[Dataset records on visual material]
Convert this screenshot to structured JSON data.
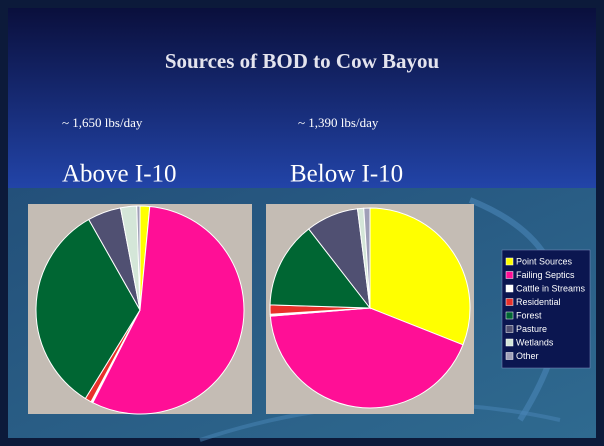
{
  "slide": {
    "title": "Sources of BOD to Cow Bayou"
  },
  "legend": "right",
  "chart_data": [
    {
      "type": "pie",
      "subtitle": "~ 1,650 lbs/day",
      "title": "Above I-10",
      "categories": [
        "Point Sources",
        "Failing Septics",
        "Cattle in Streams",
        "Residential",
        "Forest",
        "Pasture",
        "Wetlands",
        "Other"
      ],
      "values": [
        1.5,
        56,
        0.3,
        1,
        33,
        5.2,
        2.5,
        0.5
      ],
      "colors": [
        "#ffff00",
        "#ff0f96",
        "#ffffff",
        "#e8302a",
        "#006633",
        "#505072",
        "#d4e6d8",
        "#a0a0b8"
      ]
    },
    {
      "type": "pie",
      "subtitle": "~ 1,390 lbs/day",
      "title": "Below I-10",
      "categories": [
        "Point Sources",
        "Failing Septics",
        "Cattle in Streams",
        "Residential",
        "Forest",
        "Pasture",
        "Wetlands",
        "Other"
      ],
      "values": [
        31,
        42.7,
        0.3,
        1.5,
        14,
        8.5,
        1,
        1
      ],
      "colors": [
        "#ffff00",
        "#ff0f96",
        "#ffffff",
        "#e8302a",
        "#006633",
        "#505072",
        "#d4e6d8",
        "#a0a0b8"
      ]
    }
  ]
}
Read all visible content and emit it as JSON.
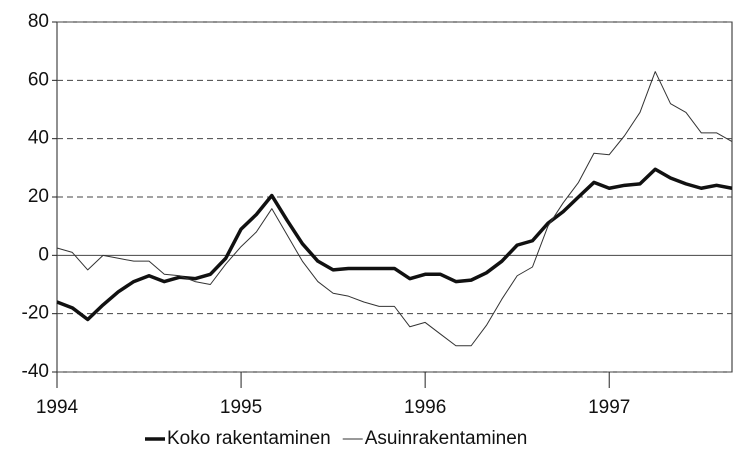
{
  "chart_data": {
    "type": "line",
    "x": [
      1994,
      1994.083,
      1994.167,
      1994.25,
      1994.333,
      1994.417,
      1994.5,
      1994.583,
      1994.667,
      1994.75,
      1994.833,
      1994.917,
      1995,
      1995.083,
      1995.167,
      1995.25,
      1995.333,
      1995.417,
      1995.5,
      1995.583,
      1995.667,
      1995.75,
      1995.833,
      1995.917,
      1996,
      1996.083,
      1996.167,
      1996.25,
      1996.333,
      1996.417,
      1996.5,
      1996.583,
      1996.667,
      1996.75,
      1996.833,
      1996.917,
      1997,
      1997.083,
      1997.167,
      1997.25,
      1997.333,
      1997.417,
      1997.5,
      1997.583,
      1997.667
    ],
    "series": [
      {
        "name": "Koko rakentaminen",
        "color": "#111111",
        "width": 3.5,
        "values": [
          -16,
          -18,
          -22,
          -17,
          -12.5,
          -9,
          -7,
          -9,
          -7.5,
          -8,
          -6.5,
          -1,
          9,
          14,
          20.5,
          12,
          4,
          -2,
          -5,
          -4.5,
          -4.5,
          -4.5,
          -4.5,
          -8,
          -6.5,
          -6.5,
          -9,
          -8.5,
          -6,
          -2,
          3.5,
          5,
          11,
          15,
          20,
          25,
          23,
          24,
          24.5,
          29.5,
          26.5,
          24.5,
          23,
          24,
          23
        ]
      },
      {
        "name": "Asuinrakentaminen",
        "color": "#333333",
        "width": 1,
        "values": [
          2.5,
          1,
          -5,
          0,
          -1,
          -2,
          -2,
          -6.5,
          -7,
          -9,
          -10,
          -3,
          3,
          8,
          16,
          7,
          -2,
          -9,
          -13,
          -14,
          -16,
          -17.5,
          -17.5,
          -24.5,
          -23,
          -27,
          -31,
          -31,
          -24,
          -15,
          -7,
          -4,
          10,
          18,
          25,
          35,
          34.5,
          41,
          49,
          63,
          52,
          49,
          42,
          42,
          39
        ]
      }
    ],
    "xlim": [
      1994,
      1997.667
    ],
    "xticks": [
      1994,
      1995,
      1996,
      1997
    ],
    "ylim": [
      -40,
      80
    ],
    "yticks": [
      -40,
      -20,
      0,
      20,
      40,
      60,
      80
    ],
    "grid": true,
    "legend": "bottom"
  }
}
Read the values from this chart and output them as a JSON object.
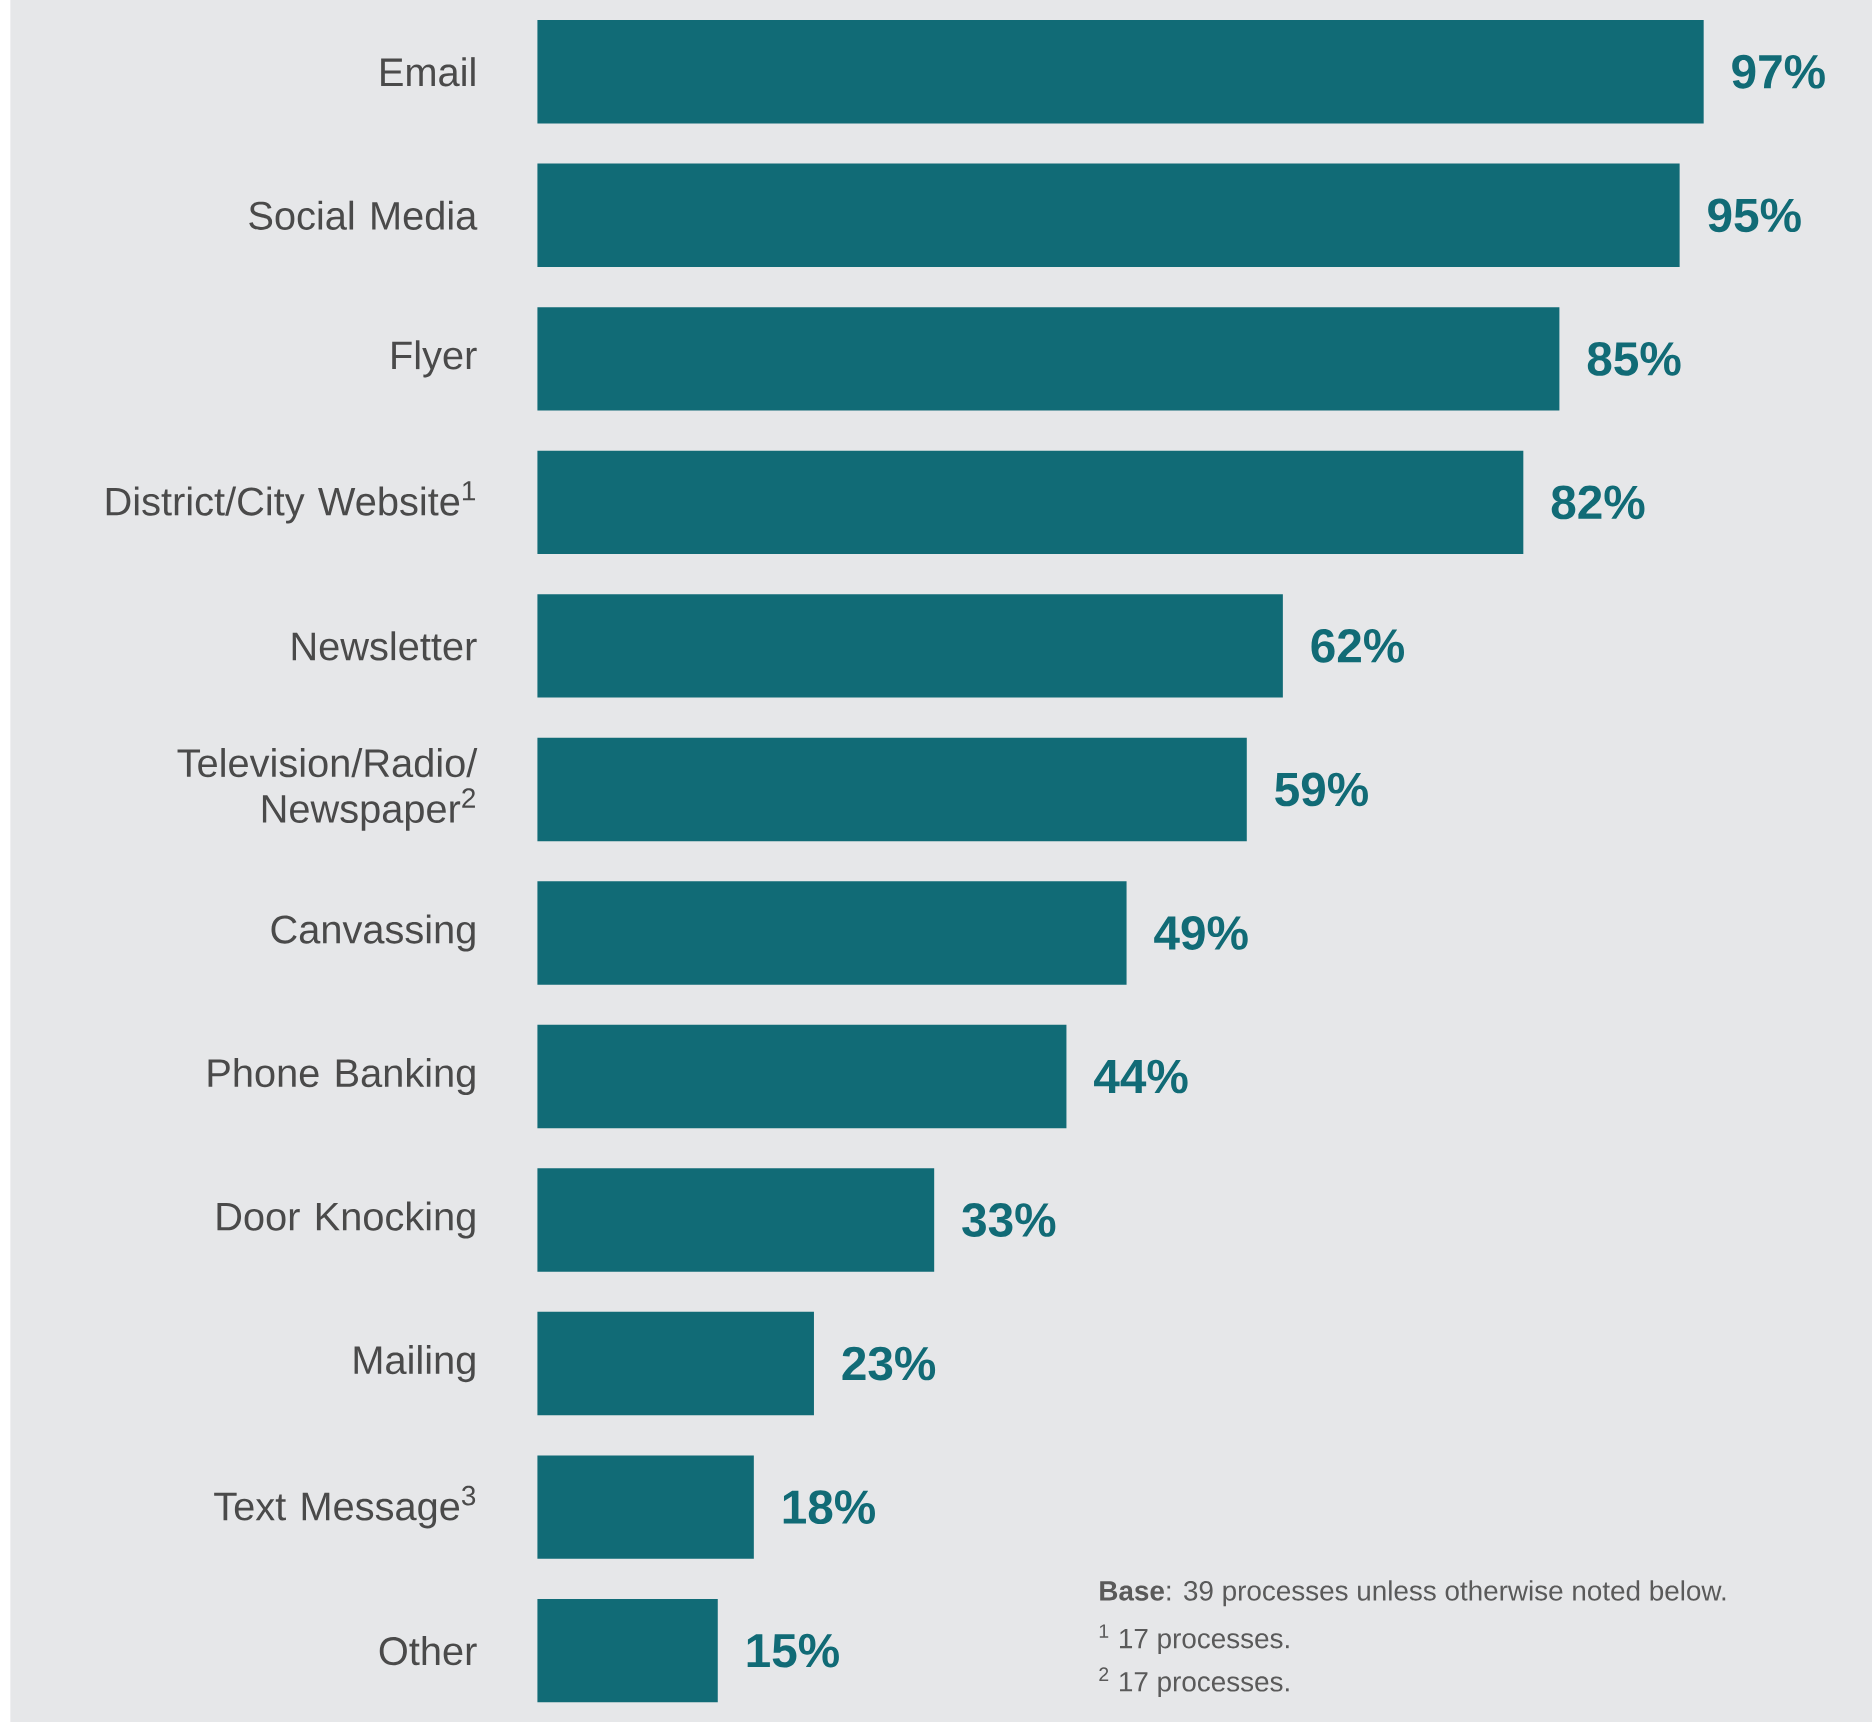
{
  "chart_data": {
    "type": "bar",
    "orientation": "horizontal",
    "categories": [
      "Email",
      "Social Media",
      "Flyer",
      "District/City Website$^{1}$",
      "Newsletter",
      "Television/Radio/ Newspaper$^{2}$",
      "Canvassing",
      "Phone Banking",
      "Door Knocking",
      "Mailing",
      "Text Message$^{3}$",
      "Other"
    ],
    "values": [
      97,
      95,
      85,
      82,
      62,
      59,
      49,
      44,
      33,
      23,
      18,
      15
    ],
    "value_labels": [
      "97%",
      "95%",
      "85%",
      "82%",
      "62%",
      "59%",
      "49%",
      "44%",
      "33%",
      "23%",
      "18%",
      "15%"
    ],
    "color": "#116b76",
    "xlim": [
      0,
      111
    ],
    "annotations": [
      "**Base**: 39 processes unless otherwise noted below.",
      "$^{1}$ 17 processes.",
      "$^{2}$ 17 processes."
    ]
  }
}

--- What is expected ---
Copy all the records above exactly, but leave out the pictures.

--- Answer below ---
Convert this screenshot to structured JSON data.
{
  "slide": {
    "title": "Sources of BOD to Cow Bayou"
  },
  "legend": "right",
  "chart_data": [
    {
      "type": "pie",
      "subtitle": "~ 1,650 lbs/day",
      "title": "Above I-10",
      "categories": [
        "Point Sources",
        "Failing Septics",
        "Cattle in Streams",
        "Residential",
        "Forest",
        "Pasture",
        "Wetlands",
        "Other"
      ],
      "values": [
        1.5,
        56,
        0.3,
        1,
        33,
        5.2,
        2.5,
        0.5
      ],
      "colors": [
        "#ffff00",
        "#ff0f96",
        "#ffffff",
        "#e8302a",
        "#006633",
        "#505072",
        "#d4e6d8",
        "#a0a0b8"
      ]
    },
    {
      "type": "pie",
      "subtitle": "~ 1,390 lbs/day",
      "title": "Below I-10",
      "categories": [
        "Point Sources",
        "Failing Septics",
        "Cattle in Streams",
        "Residential",
        "Forest",
        "Pasture",
        "Wetlands",
        "Other"
      ],
      "values": [
        31,
        42.7,
        0.3,
        1.5,
        14,
        8.5,
        1,
        1
      ],
      "colors": [
        "#ffff00",
        "#ff0f96",
        "#ffffff",
        "#e8302a",
        "#006633",
        "#505072",
        "#d4e6d8",
        "#a0a0b8"
      ]
    }
  ]
}
Read all visible content and emit it as JSON.
{
  "chart_data": {
    "type": "line",
    "x": [
      1994,
      1994.083,
      1994.167,
      1994.25,
      1994.333,
      1994.417,
      1994.5,
      1994.583,
      1994.667,
      1994.75,
      1994.833,
      1994.917,
      1995,
      1995.083,
      1995.167,
      1995.25,
      1995.333,
      1995.417,
      1995.5,
      1995.583,
      1995.667,
      1995.75,
      1995.833,
      1995.917,
      1996,
      1996.083,
      1996.167,
      1996.25,
      1996.333,
      1996.417,
      1996.5,
      1996.583,
      1996.667,
      1996.75,
      1996.833,
      1996.917,
      1997,
      1997.083,
      1997.167,
      1997.25,
      1997.333,
      1997.417,
      1997.5,
      1997.583,
      1997.667
    ],
    "series": [
      {
        "name": "Koko rakentaminen",
        "color": "#111111",
        "width": 3.5,
        "values": [
          -16,
          -18,
          -22,
          -17,
          -12.5,
          -9,
          -7,
          -9,
          -7.5,
          -8,
          -6.5,
          -1,
          9,
          14,
          20.5,
          12,
          4,
          -2,
          -5,
          -4.5,
          -4.5,
          -4.5,
          -4.5,
          -8,
          -6.5,
          -6.5,
          -9,
          -8.5,
          -6,
          -2,
          3.5,
          5,
          11,
          15,
          20,
          25,
          23,
          24,
          24.5,
          29.5,
          26.5,
          24.5,
          23,
          24,
          23
        ]
      },
      {
        "name": "Asuinrakentaminen",
        "color": "#333333",
        "width": 1,
        "values": [
          2.5,
          1,
          -5,
          0,
          -1,
          -2,
          -2,
          -6.5,
          -7,
          -9,
          -10,
          -3,
          3,
          8,
          16,
          7,
          -2,
          -9,
          -13,
          -14,
          -16,
          -17.5,
          -17.5,
          -24.5,
          -23,
          -27,
          -31,
          -31,
          -24,
          -15,
          -7,
          -4,
          10,
          18,
          25,
          35,
          34.5,
          41,
          49,
          63,
          52,
          49,
          42,
          42,
          39
        ]
      }
    ],
    "xlim": [
      1994,
      1997.667
    ],
    "xticks": [
      1994,
      1995,
      1996,
      1997
    ],
    "ylim": [
      -40,
      80
    ],
    "yticks": [
      -40,
      -20,
      0,
      20,
      40,
      60,
      80
    ],
    "grid": true,
    "legend": "bottom"
  }
}
Read the values from this chart and output them as a JSON object.
{
  "chart_data": {
    "type": "bar",
    "orientation": "horizontal",
    "categories": [
      "Email",
      "Social Media",
      "Flyer",
      "District/City Website$^{1}$",
      "Newsletter",
      "Television/Radio/ Newspaper$^{2}$",
      "Canvassing",
      "Phone Banking",
      "Door Knocking",
      "Mailing",
      "Text Message$^{3}$",
      "Other"
    ],
    "values": [
      97,
      95,
      85,
      82,
      62,
      59,
      49,
      44,
      33,
      23,
      18,
      15
    ],
    "value_labels": [
      "97%",
      "95%",
      "85%",
      "82%",
      "62%",
      "59%",
      "49%",
      "44%",
      "33%",
      "23%",
      "18%",
      "15%"
    ],
    "color": "#116b76",
    "xlim": [
      0,
      111
    ],
    "annotations": [
      "**Base**: 39 processes unless otherwise noted below.",
      "$^{1}$ 17 processes.",
      "$^{2}$ 17 processes."
    ]
  }
}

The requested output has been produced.